§ **What you are asked to do**
Repeat every line of the material, character for character.

-- Begin --

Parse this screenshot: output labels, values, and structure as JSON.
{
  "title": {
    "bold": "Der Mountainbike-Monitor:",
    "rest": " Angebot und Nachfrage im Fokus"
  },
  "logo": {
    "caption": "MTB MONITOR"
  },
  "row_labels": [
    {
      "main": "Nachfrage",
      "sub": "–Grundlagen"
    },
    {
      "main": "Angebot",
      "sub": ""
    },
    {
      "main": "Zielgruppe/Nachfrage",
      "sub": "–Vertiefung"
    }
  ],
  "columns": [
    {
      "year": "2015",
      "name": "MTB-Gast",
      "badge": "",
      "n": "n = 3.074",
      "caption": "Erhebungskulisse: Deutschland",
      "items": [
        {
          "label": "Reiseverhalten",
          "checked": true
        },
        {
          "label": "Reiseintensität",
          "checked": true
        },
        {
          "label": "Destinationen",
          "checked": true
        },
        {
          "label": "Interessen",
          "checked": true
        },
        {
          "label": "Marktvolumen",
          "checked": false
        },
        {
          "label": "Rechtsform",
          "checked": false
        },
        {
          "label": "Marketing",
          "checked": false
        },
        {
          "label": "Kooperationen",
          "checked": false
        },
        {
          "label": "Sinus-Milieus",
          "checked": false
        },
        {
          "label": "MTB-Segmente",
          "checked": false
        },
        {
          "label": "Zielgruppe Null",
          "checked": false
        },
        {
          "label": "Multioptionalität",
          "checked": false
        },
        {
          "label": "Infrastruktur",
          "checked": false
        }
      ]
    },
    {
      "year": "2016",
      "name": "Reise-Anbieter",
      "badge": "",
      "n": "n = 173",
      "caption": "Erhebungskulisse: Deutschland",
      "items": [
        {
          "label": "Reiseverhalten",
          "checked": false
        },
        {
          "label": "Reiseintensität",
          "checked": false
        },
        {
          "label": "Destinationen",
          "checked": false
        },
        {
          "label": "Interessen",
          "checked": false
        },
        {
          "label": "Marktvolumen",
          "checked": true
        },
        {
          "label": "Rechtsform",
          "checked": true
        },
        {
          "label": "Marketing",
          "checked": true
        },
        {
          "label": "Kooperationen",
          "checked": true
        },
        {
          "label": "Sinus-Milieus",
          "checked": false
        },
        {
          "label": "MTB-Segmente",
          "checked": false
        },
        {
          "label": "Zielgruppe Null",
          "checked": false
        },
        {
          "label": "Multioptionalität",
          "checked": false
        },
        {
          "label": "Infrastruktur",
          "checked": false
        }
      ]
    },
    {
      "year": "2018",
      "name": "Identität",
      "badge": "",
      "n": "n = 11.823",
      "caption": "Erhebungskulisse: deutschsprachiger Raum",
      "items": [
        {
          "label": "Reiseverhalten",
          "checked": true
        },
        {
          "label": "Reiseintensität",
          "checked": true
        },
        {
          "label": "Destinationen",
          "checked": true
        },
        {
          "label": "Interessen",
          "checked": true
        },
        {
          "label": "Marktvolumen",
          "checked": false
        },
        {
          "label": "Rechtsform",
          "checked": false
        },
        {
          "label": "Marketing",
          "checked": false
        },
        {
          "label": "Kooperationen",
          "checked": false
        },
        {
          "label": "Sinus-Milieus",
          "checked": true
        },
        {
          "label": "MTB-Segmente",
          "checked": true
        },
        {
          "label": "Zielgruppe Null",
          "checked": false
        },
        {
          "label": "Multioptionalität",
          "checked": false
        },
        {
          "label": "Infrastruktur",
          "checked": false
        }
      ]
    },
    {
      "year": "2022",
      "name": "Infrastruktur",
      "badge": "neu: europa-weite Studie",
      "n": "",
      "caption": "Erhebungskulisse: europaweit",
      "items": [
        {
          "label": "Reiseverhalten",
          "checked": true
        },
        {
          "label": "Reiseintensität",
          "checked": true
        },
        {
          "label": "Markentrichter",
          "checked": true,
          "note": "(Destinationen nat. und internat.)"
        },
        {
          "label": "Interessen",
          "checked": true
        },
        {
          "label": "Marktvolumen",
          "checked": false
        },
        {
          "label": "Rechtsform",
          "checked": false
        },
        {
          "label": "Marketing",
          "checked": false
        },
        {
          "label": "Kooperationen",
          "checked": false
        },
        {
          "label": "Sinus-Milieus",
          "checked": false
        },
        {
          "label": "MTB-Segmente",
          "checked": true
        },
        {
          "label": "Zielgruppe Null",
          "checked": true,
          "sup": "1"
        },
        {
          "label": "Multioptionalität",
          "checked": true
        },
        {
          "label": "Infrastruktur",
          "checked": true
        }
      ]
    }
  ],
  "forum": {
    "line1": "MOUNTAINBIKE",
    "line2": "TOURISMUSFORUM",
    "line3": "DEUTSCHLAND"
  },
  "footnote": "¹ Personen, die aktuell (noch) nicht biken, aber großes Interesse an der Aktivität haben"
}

-- End --

§ **Completed exercise**
Parse this screenshot: output labels, values, and structure as JSON.
{
  "title": {
    "bold": "Der Mountainbike-Monitor:",
    "rest": " Angebot und Nachfrage im Fokus"
  },
  "logo": {
    "caption": "MTB MONITOR"
  },
  "row_labels": [
    {
      "main": "Nachfrage",
      "sub": "–Grundlagen"
    },
    {
      "main": "Angebot",
      "sub": ""
    },
    {
      "main": "Zielgruppe/Nachfrage",
      "sub": "–Vertiefung"
    }
  ],
  "columns": [
    {
      "year": "2015",
      "name": "MTB-Gast",
      "badge": "",
      "n": "n = 3.074",
      "caption": "Erhebungskulisse: Deutschland",
      "items": [
        {
          "label": "Reiseverhalten",
          "checked": true
        },
        {
          "label": "Reiseintensität",
          "checked": true
        },
        {
          "label": "Destinationen",
          "checked": true
        },
        {
          "label": "Interessen",
          "checked": true
        },
        {
          "label": "Marktvolumen",
          "checked": false
        },
        {
          "label": "Rechtsform",
          "checked": false
        },
        {
          "label": "Marketing",
          "checked": false
        },
        {
          "label": "Kooperationen",
          "checked": false
        },
        {
          "label": "Sinus-Milieus",
          "checked": false
        },
        {
          "label": "MTB-Segmente",
          "checked": false
        },
        {
          "label": "Zielgruppe Null",
          "checked": false
        },
        {
          "label": "Multioptionalität",
          "checked": false
        },
        {
          "label": "Infrastruktur",
          "checked": false
        }
      ]
    },
    {
      "year": "2016",
      "name": "Reise-Anbieter",
      "badge": "",
      "n": "n = 173",
      "caption": "Erhebungskulisse: Deutschland",
      "items": [
        {
          "label": "Reiseverhalten",
          "checked": false
        },
        {
          "label": "Reiseintensität",
          "checked": false
        },
        {
          "label": "Destinationen",
          "checked": false
        },
        {
          "label": "Interessen",
          "checked": false
        },
        {
          "label": "Marktvolumen",
          "checked": true
        },
        {
          "label": "Rechtsform",
          "checked": true
        },
        {
          "label": "Marketing",
          "checked": true
        },
        {
          "label": "Kooperationen",
          "checked": true
        },
        {
          "label": "Sinus-Milieus",
          "checked": false
        },
        {
          "label": "MTB-Segmente",
          "checked": false
        },
        {
          "label": "Zielgruppe Null",
          "checked": false
        },
        {
          "label": "Multioptionalität",
          "checked": false
        },
        {
          "label": "Infrastruktur",
          "checked": false
        }
      ]
    },
    {
      "year": "2018",
      "name": "Identität",
      "badge": "",
      "n": "n = 11.823",
      "caption": "Erhebungskulisse: deutschsprachiger Raum",
      "items": [
        {
          "label": "Reiseverhalten",
          "checked": true
        },
        {
          "label": "Reiseintensität",
          "checked": true
        },
        {
          "label": "Destinationen",
          "checked": true
        },
        {
          "label": "Interessen",
          "checked": true
        },
        {
          "label": "Marktvolumen",
          "checked": false
        },
        {
          "label": "Rechtsform",
          "checked": false
        },
        {
          "label": "Marketing",
          "checked": false
        },
        {
          "label": "Kooperationen",
          "checked": false
        },
        {
          "label": "Sinus-Milieus",
          "checked": true
        },
        {
          "label": "MTB-Segmente",
          "checked": true
        },
        {
          "label": "Zielgruppe Null",
          "checked": false
        },
        {
          "label": "Multioptionalität",
          "checked": false
        },
        {
          "label": "Infrastruktur",
          "checked": false
        }
      ]
    },
    {
      "year": "2022",
      "name": "Infrastruktur",
      "badge": "neu: europa-weite Studie",
      "n": "",
      "caption": "Erhebungskulisse: europaweit",
      "items": [
        {
          "label": "Reiseverhalten",
          "checked": true
        },
        {
          "label": "Reiseintensität",
          "checked": true
        },
        {
          "label": "Markentrichter",
          "checked": true,
          "note": "(Destinationen nat. und internat.)"
        },
        {
          "label": "Interessen",
          "checked": true
        },
        {
          "label": "Marktvolumen",
          "checked": false
        },
        {
          "label": "Rechtsform",
          "checked": false
        },
        {
          "label": "Marketing",
          "checked": false
        },
        {
          "label": "Kooperationen",
          "checked": false
        },
        {
          "label": "Sinus-Milieus",
          "checked": false
        },
        {
          "label": "MTB-Segmente",
          "checked": true
        },
        {
          "label": "Zielgruppe Null",
          "checked": true,
          "sup": "1"
        },
        {
          "label": "Multioptionalität",
          "checked": true
        },
        {
          "label": "Infrastruktur",
          "checked": true
        }
      ]
    }
  ],
  "forum": {
    "line1": "MOUNTAINBIKE",
    "line2": "TOURISMUSFORUM",
    "line3": "DEUTSCHLAND"
  },
  "footnote": "¹ Personen, die aktuell (noch) nicht biken, aber großes Interesse an der Aktivität haben"
}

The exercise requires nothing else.